▸ **REQUIRED WORK**
Establish how many lines in the material include the string "border" and report it as a lone number.
────────────────
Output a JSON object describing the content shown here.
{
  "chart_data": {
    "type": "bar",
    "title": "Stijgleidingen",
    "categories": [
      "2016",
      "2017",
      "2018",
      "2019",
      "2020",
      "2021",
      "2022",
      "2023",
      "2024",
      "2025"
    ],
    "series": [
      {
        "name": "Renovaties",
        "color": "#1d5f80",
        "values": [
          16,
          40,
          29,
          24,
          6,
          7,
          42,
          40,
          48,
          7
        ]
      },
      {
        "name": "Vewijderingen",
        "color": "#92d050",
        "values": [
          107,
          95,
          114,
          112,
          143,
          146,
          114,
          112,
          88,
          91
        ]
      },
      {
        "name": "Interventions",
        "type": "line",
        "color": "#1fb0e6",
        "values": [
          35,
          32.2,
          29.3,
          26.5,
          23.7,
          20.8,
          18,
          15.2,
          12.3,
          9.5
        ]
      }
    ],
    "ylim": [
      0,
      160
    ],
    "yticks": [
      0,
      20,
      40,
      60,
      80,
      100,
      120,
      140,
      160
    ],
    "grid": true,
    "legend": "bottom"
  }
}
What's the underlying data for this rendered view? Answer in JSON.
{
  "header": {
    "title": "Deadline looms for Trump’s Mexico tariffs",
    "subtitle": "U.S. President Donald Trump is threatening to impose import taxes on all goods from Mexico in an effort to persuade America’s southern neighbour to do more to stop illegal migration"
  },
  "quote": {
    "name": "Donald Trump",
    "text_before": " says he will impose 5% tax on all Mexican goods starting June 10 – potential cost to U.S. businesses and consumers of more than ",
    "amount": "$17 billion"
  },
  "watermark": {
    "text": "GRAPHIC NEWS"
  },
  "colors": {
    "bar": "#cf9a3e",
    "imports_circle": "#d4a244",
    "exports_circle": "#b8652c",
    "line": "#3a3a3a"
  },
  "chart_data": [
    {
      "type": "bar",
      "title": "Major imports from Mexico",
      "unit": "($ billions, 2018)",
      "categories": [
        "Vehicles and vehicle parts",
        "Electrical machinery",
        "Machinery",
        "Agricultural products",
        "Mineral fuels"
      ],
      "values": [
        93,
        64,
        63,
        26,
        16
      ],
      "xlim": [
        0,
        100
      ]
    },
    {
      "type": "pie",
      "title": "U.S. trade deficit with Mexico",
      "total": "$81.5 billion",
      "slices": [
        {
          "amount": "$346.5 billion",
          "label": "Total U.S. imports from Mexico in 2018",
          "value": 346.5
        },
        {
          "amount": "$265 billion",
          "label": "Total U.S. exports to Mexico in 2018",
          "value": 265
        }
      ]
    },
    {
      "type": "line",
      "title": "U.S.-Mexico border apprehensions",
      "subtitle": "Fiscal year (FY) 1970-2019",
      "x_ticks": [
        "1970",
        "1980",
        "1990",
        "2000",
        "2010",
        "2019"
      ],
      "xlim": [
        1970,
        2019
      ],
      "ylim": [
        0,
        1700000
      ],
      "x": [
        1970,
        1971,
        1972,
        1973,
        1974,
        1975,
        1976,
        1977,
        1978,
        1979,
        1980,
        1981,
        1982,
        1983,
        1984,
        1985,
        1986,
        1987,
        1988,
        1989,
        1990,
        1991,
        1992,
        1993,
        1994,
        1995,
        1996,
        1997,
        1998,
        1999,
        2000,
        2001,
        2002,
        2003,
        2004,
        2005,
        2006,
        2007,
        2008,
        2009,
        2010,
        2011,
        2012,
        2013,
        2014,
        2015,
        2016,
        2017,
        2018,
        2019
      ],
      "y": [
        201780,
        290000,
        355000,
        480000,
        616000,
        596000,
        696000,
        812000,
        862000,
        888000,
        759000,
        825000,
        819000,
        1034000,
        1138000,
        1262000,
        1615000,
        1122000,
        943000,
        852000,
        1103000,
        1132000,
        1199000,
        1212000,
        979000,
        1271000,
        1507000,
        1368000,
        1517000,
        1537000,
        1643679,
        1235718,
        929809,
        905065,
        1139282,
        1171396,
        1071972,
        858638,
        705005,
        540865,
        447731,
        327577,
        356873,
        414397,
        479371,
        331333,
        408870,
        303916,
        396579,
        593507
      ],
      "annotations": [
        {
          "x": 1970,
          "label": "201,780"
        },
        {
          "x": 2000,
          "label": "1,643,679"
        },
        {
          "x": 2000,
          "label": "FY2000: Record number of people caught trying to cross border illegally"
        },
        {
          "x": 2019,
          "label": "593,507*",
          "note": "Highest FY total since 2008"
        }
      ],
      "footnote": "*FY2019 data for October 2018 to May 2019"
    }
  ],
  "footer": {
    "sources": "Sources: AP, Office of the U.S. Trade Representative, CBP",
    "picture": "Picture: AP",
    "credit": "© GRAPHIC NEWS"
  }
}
────────────────
▸ **OUTPUT OF THE EXERCISE**
2